►

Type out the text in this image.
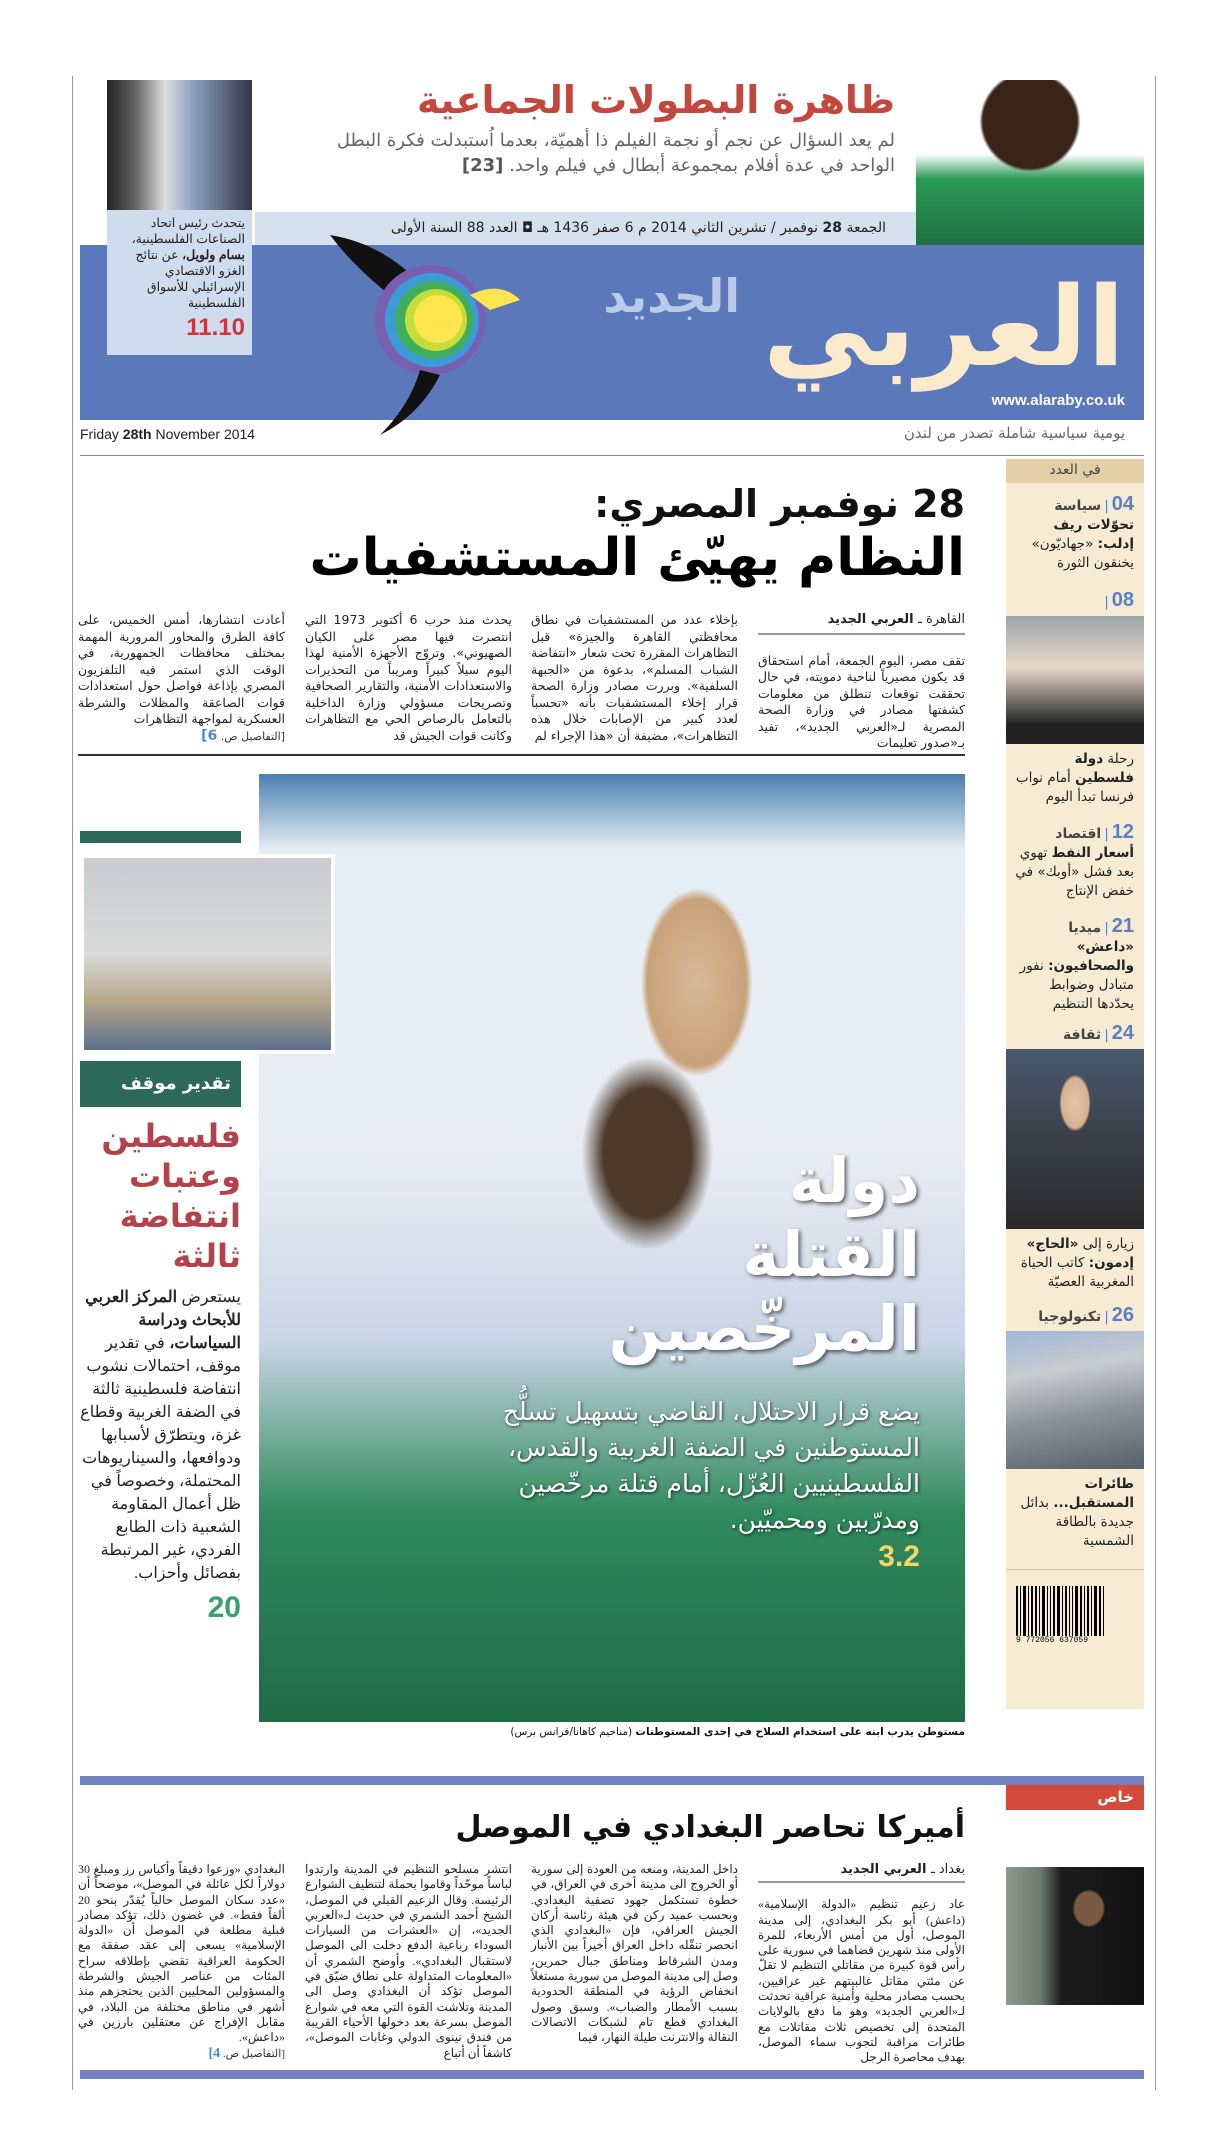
يتحدث رئيس اتحاد الصناعات الفلسطينية، بسام ولويل، عن نتائج الغزو الاقتصادي الإسرائيلي للأسواق الفلسطينية
11.10
ظاهرة البطولات الجماعية
لم يعد السؤال عن نجم أو نجمة الفيلم ذا أهميّة، بعدما اُستبدلت فكرة البطل الواحد في عدة أفلام بمجموعة أبطال في فيلم واحد. [23]
الجمعة 28 نوفمبر / تشرين الثاني 2014 م 6 صفر 1436 هـ ◘ العدد 88 السنة الأولى
الجديد العربي
www.alaraby.co.uk
Friday 28th November 2014	يومية سياسية شاملة تصدر من لندن
في العدد
04|سياسة
تحوّلات ريف إدلب: «جهاديّون» يخنقون الثورة
08|
رحلة دولة فلسطين أمام نواب فرنسا تبدأ اليوم
12|اقتصاد
أسعار النفط تهوي بعد فشل «أوبك» في خفض الإنتاج
21|ميديا
«داعش» والصحافيون: نفور متبادل وضوابط يحدّدها التنظيم
24|ثقافة
زيارة إلى «الحاج» إدمون: كاتب الحياة المغربية العصيّة
26|تكنولوجيا
طائرات المستقبل... بدائل جديدة بالطاقة الشمسية
9 772056 637059
28 نوفمبر المصري:
النظام يهيّئ المستشفيات
القاهرة ـ العربي الجديد
تقف مصر، اليوم الجمعة، أمام استحقاق قد يكون مصيرياً لناحية دمويته، في حال تحققت توقعات تنطلق من معلومات كشفتها مصادر في وزارة الصحة المصرية لـ«العربي الجديد»، تفيد بـ«صدور تعليمات
بإخلاء عدد من المستشفيات في نطاق محافظتي القاهرة والجيزة» قبل التظاهرات المقررة تحت شعار «انتفاضة الشباب المسلم»، بدعوة من «الجبهة السلفية». وبررت مصادر وزارة الصحة قرار إخلاء المستشفيات بأنه «تحسباً لعدد كبير من الإصابات خلال هذه التظاهرات»، مضيفة أن «هذا الإجراء لم
يحدث منذ حرب 6 أكتوبر 1973 التي انتصرت فيها مصر على الكيان الصهيوني». وتروّج الأجهزة الأمنية لهذا اليوم سيلاً كبيراً ومريباً من التحذيرات والاستعدادات الأمنية، والتقارير الصحافية وتصريحات مسؤولي وزارة الداخلية بالتعامل بالرصاص الحي مع التظاهرات وكانت قوات الجيش قد
أعادت انتشارها، أمس الخميس، على كافة الطرق والمحاور المرورية المهمة بمختلف محافظات الجمهورية، في الوقت الذي استمر فيه التلفزيون المصري بإذاعة فواصل حول استعدادات قوات الصاعقة والمظلات والشرطة العسكرية لمواجهة التظاهرات
[التفاصيل ص. 6]
دولة
القتلة
المرخّصين
يضع قرار الاحتلال، القاضي بتسهيل تسلُّح المستوطنين في الضفة الغربية والقدس، الفلسطينيين العُزّل، أمام قتلة مرخّصين ومدرّبين ومحميّين.
3.2
مستوطن يدرب ابنه على استخدام السلاح في إحدى المستوطنات (مناحيم كاهانا/فرانس برس)
تقدير موقف
فلسطين وعتبات انتفاضة ثالثة
يستعرض المركز العربي للأبحاث ودراسة السياسات، في تقدير موقف، احتمالات نشوب انتفاضة فلسطينية ثالثة في الضفة الغربية وقطاع غزة، ويتطرّق لأسبابها ودوافعها، والسيناريوهات المحتملة، وخصوصاً في ظل أعمال المقاومة الشعبية ذات الطابع الفردي، غير المرتبطة بفصائل وأحزاب.
20
خاص
أميركا تحاصر البغدادي في الموصل
بغداد ـ العربي الجديد
عاد زعيم تنظيم «الدولة الإسلامية» (داعش) أبو بكر البغدادي، إلى مدينة الموصل، أول من أمس الأربعاء، للمرة الأولى منذ شهرين قضاهما في سورية على رأس قوة كبيرة من مقاتلي التنظيم لا تقلّ عن مئتي مقاتل غالبيتهم غير عراقيين، بحسب مصادر محلية وأمنية عراقية تحدثت لـ«العربي الجديد» وهو ما دفع بالولايات المتحدة إلى تخصيص ثلاث مقاتلات مع طائرات مراقبة لتجوب سماء الموصل، بهدف محاصرة الرجل
داخل المدينة، ومنعه من العودة إلى سورية أو الخروج الى مدينة أخرى في العراق، في خطوة تستكمل جهود تصفية البغدادي. وبحسب عميد ركن في هيئة رئاسة أركان الجيش العراقي، فإن «البغدادي الذي انحصر تنقّله داخل العراق أخيراً بين الأنبار ومدن الشرقاط ومناطق جبال حمرين، وصل إلى مدينة الموصل من سورية مستغلاً انخفاض الرؤية في المنطقة الحدودية بسبب الأمطار والضباب». وسبق وصول البغدادي قطع تام لشبكات الاتصالات النقالة والانترنت طيلة النهار، فيما
انتشر مسلحو التنظيم في المدينة وارتدوا لباساً موحّداً وقاموا بحملة لتنظيف الشوارع الرئيسة. وقال الزعيم القبلي في الموصل، الشيخ أحمد الشمري في حديث لـ«العربي الجديد»، إن «العشرات من السيارات السوداء رباعية الدفع دخلت الى الموصل لاستقبال البغدادي». وأوضح الشمري أن «المعلومات المتداولة على نطاق ضيّق في الموصل تؤكد أن البغدادي وصل الى المدينة وتلاشت القوة التي معه في شوارع الموصل بسرعة بعد دخولها الأحياء القريبة من فندق نينوى الدولي وغابات الموصل»، كاشفاً أن أتباع
البغدادي «وزعوا دقيقاً وأكياس رز ومبلغ 30 دولاراً لكل عائلة في الموصل»، موضحاً أن «عدد سكان الموصل حالياً يُقدّر بنحو 20 ألفاً فقط». في غضون ذلك، تؤكد مصادر قبلية مطلعة في الموصل أن «الدولة الإسلامية» يسعى إلى عقد صفقة مع الحكومة العراقية تقضي بإطلاقه سراح المئات من عناصر الجيش والشرطة والمسؤولين المحليين الذين يحتجزهم منذ أشهر في مناطق مختلفة من البلاد، في مقابل الإفراج عن معتقلين بارزين في «داعش».
[التفاصيل ص. 4]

◄

| TASK TO CARRY OUT |
Identify every line above with the string "ثالثة" in it. Copy those lines.

| TASK ANSWER |
فلسطين وعتبات انتفاضة ثالثة
يستعرض المركز العربي للأبحاث ودراسة السياسات، في تقدير موقف، احتمالات نشوب انتفاضة فلسطينية ثالثة في الضفة الغربية وقطاع غزة، ويتطرّق لأسبابها ودوافعها، والسيناريوهات المحتملة، وخصوصاً في ظل أعمال المقاومة الشعبية ذات الطابع الفردي، غير المرتبطة بفصائل وأحزاب.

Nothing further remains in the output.